AIM OF THE EXERCISE |
Copy out each line of the data that holds the word "ายสารสนเทศของกรมบ".

Rows from a dataset:
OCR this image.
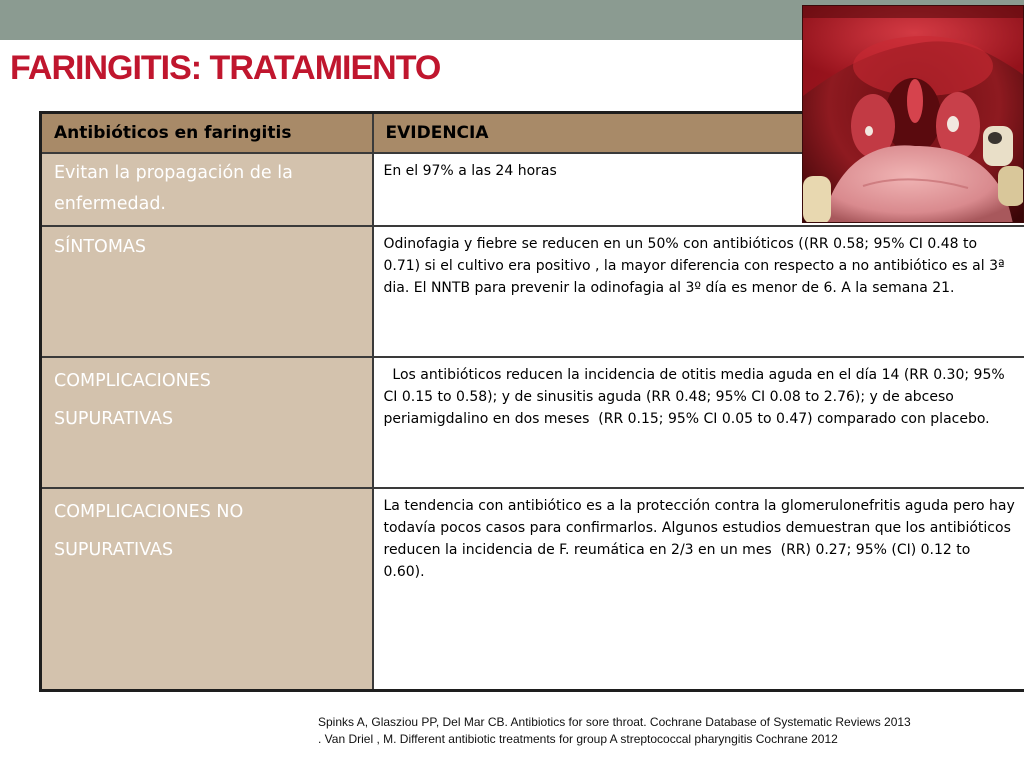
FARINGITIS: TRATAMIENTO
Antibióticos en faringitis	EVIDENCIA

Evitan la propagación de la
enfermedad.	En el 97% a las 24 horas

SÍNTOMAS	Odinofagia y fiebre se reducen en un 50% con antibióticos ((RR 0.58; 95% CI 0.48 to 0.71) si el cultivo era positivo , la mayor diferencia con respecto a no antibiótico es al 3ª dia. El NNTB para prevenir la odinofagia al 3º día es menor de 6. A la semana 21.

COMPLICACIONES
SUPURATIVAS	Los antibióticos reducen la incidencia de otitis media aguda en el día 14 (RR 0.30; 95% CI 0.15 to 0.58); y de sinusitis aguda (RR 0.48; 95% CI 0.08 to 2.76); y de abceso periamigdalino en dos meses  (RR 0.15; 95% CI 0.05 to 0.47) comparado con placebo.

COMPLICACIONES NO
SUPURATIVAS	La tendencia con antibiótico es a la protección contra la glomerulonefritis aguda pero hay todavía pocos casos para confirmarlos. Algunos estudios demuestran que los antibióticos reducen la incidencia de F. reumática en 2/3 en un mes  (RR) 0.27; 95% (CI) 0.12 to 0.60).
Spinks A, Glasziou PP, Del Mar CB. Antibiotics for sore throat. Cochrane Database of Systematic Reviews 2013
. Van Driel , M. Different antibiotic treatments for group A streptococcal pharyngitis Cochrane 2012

---

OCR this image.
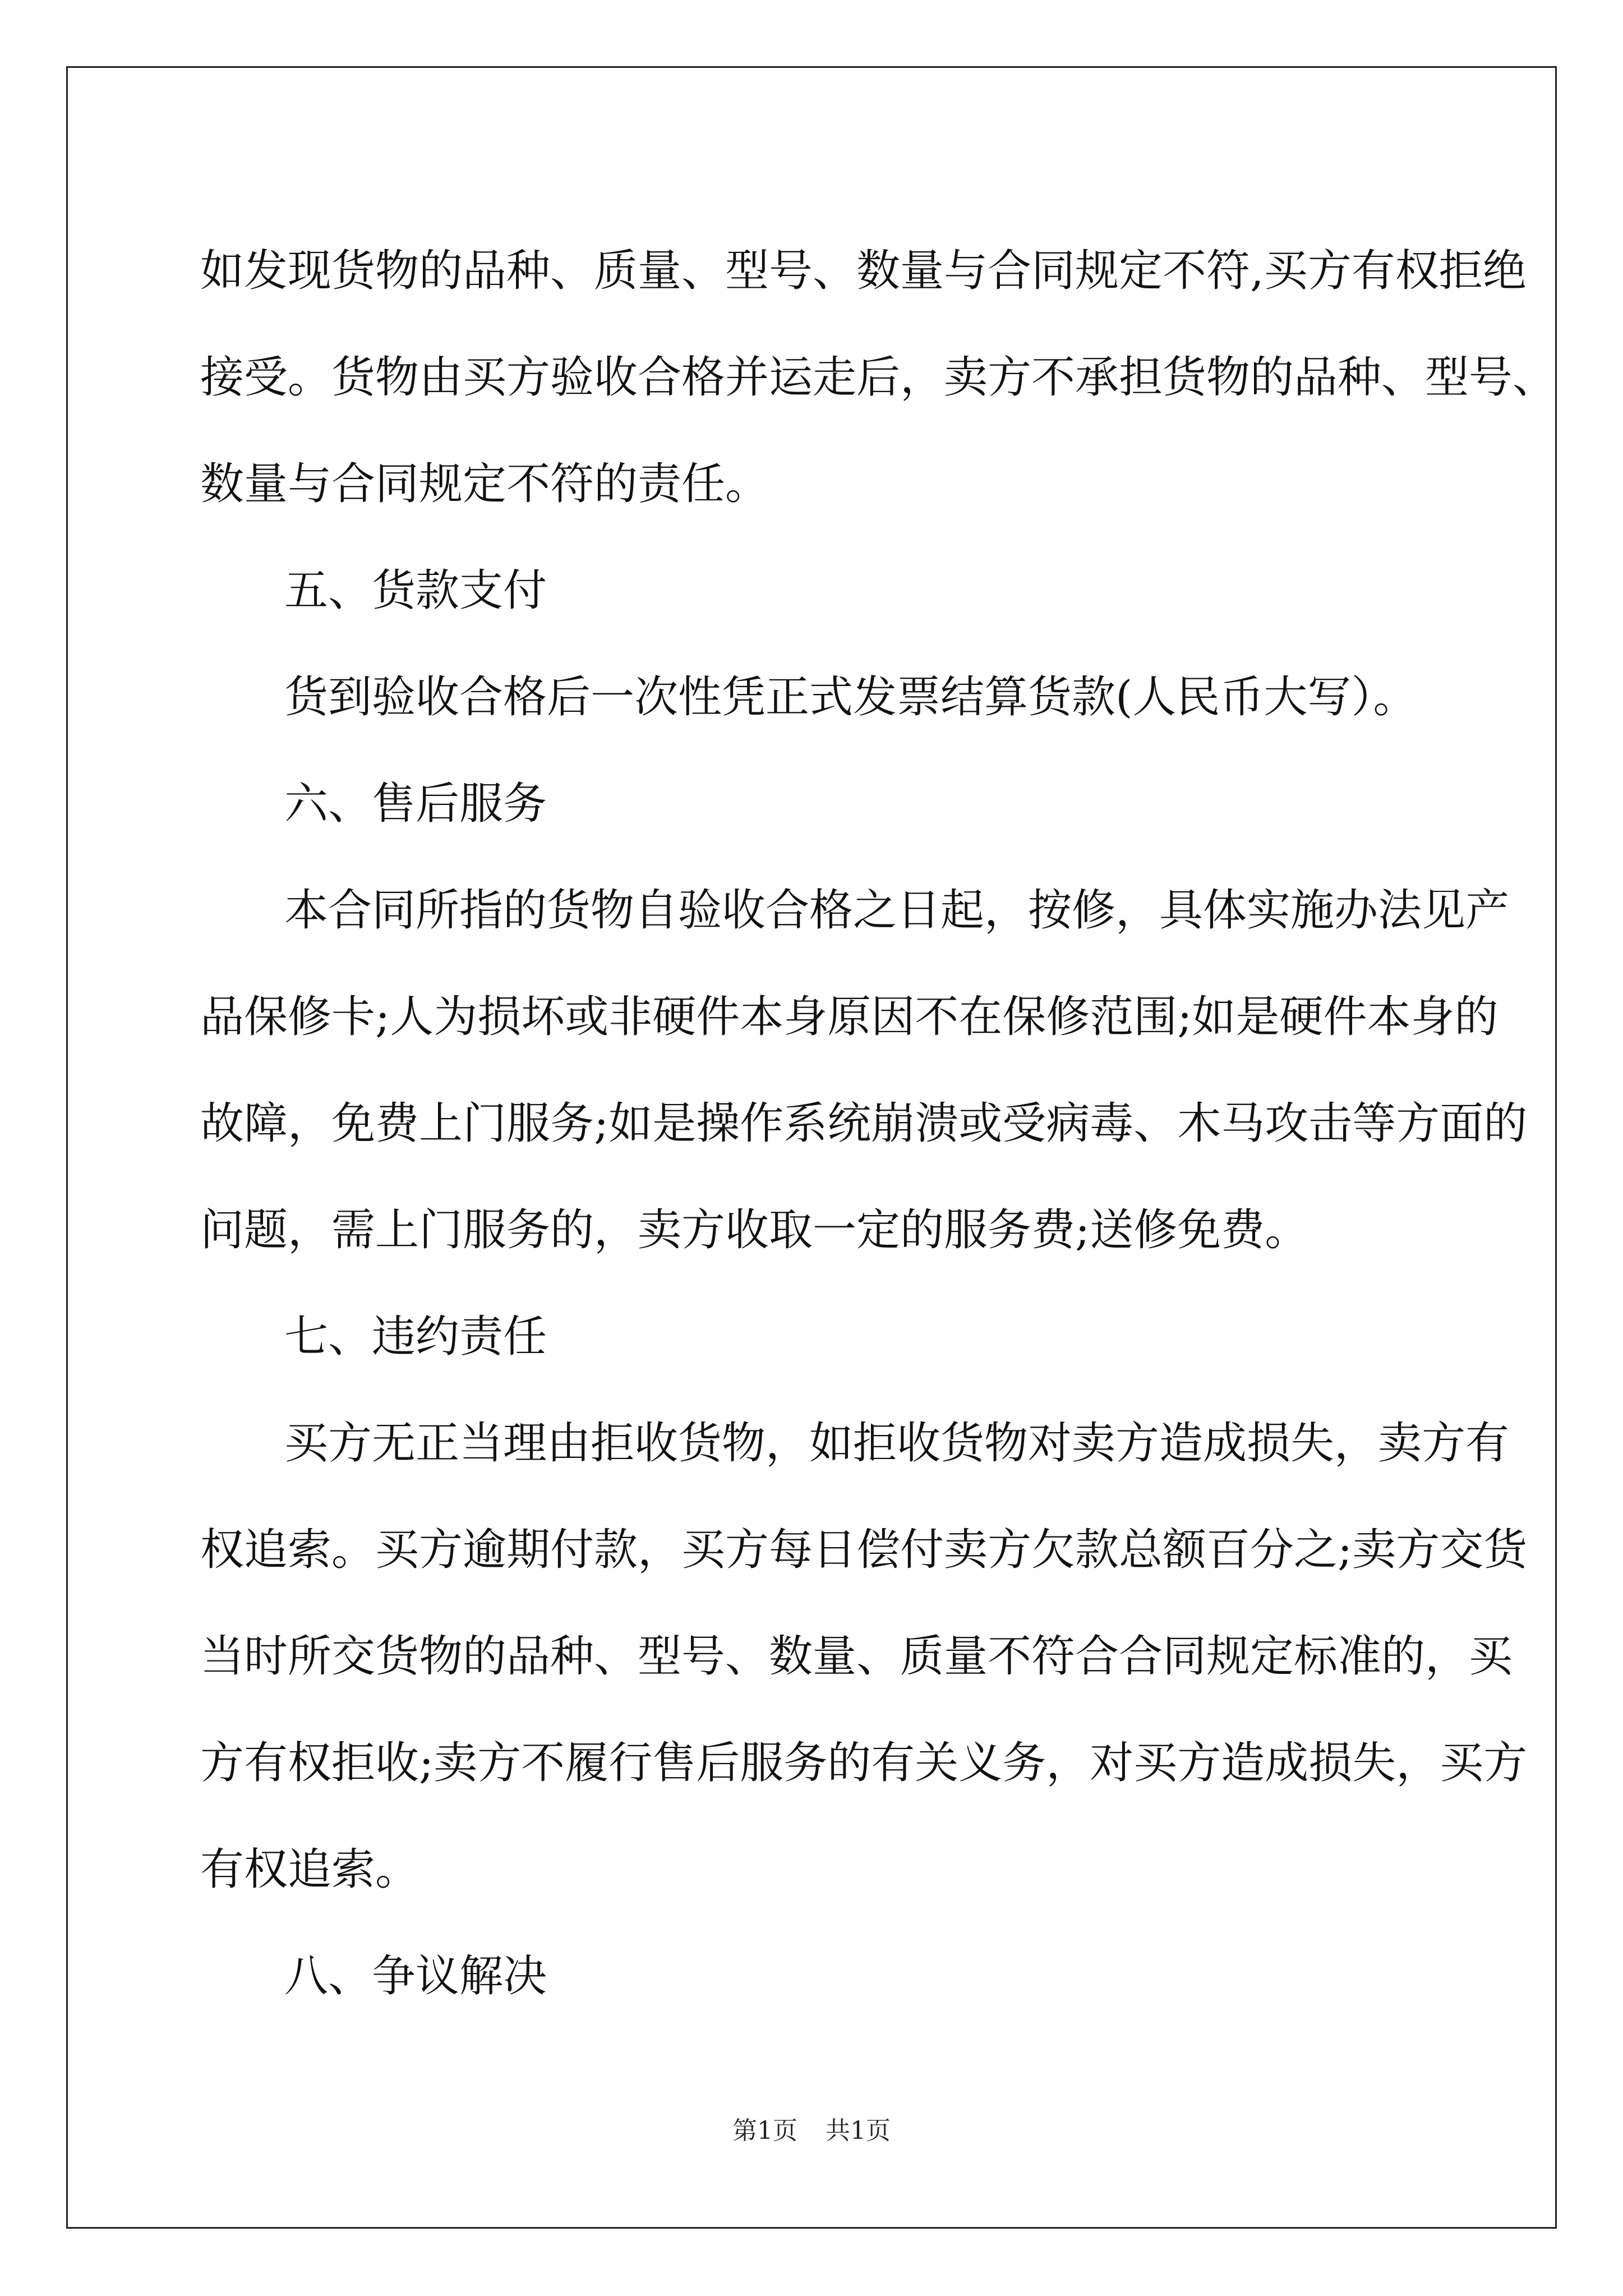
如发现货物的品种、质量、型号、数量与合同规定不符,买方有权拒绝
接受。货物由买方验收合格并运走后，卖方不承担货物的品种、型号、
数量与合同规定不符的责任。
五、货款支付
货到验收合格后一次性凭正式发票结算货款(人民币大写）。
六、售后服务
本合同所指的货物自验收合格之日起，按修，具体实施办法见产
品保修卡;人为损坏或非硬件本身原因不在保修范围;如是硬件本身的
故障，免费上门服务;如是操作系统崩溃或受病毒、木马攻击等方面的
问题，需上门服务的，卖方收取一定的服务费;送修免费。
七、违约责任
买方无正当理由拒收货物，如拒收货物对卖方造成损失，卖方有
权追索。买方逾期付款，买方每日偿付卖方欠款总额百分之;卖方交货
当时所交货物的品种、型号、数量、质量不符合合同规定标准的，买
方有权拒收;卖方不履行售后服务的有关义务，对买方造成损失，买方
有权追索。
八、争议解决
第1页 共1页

==

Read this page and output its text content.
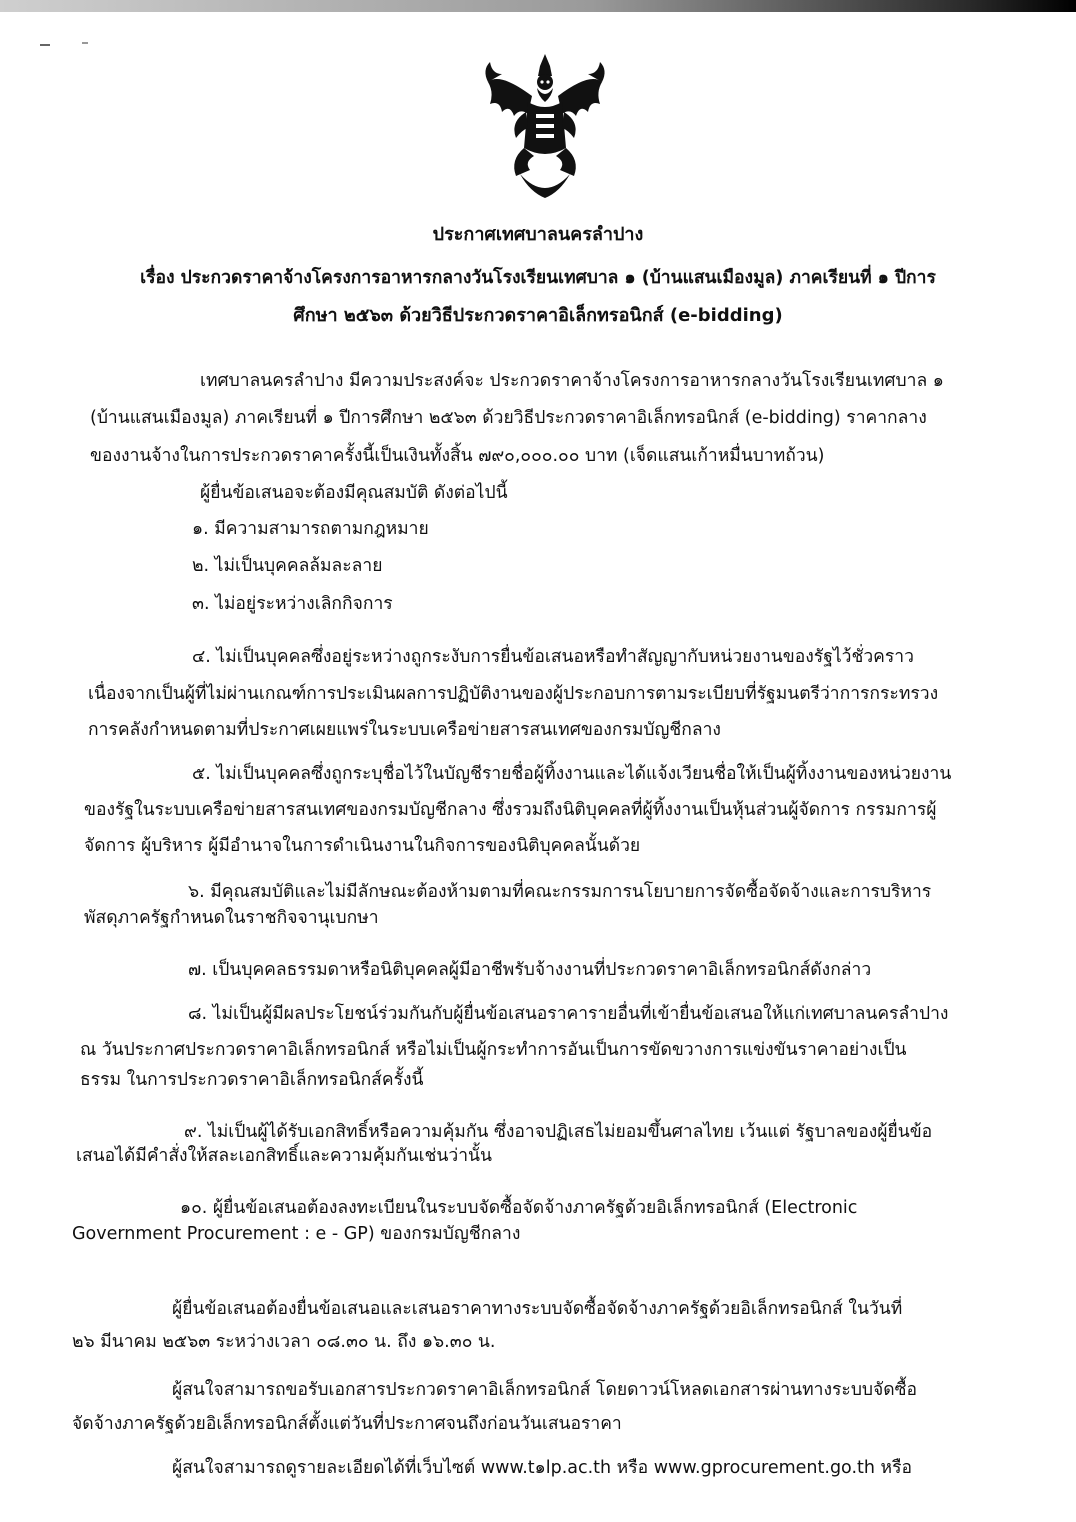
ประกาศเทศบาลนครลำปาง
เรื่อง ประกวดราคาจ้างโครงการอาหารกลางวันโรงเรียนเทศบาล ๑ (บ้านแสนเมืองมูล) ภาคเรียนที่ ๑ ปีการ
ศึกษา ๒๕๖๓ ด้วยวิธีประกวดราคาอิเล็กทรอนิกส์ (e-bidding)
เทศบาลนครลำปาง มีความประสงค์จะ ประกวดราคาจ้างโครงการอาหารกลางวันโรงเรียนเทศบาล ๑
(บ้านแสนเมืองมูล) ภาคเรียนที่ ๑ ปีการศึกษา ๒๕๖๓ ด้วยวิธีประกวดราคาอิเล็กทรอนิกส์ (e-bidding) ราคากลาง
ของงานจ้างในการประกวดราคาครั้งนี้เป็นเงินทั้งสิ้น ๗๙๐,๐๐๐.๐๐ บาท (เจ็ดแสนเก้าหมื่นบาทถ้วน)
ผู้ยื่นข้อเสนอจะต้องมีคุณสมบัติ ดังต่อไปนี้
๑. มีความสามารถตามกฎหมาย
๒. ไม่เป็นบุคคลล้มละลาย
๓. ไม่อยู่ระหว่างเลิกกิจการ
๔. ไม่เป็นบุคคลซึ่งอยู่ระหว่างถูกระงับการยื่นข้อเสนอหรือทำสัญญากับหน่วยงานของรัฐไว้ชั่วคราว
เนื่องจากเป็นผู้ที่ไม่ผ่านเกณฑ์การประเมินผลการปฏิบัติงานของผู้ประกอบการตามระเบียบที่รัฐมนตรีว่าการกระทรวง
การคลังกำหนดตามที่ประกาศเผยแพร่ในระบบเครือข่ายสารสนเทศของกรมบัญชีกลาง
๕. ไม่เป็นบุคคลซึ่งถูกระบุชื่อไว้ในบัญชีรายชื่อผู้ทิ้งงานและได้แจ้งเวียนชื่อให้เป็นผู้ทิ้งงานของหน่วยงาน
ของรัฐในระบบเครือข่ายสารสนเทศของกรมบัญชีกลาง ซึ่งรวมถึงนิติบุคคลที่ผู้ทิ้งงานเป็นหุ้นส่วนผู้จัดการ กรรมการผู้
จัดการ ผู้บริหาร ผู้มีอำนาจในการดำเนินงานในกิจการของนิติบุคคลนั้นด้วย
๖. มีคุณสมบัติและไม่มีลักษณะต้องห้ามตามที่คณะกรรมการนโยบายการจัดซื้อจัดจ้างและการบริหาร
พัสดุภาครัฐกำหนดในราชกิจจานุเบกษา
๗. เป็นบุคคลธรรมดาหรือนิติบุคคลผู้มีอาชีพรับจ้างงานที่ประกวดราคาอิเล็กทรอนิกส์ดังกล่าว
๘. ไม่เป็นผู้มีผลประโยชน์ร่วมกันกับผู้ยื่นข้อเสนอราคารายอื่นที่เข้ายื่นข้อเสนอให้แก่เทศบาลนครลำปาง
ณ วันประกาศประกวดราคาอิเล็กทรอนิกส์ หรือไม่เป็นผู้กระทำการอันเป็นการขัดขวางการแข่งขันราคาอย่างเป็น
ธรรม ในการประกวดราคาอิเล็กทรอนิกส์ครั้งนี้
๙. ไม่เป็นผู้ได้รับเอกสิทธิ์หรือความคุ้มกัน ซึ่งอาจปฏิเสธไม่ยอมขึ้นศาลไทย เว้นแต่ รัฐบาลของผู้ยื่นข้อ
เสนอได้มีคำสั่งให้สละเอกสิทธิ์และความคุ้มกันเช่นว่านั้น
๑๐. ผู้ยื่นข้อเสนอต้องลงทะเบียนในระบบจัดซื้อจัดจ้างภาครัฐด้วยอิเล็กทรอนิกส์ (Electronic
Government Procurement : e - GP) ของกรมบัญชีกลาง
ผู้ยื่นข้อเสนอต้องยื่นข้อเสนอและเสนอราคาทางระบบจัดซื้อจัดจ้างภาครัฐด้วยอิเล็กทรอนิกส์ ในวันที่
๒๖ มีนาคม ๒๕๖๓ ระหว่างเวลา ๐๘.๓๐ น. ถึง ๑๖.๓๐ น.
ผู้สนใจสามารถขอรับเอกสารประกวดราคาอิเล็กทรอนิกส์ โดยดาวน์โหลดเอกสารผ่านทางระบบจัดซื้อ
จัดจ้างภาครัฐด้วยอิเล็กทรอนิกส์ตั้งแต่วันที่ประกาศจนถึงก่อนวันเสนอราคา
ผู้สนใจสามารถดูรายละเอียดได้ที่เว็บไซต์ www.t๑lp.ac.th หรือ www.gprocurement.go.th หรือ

THE SOLUTION |
การคลังกำหนดตามที่ประกาศเผยแพร่ในระบบเครือข่ายสารสนเทศของกรมบัญชีกลาง
ของรัฐในระบบเครือข่ายสารสนเทศของกรมบัญชีกลาง ซึ่งรวมถึงนิติบุคคลที่ผู้ทิ้งงานเป็นหุ้นส่วนผู้จัดการ กรรมการผู้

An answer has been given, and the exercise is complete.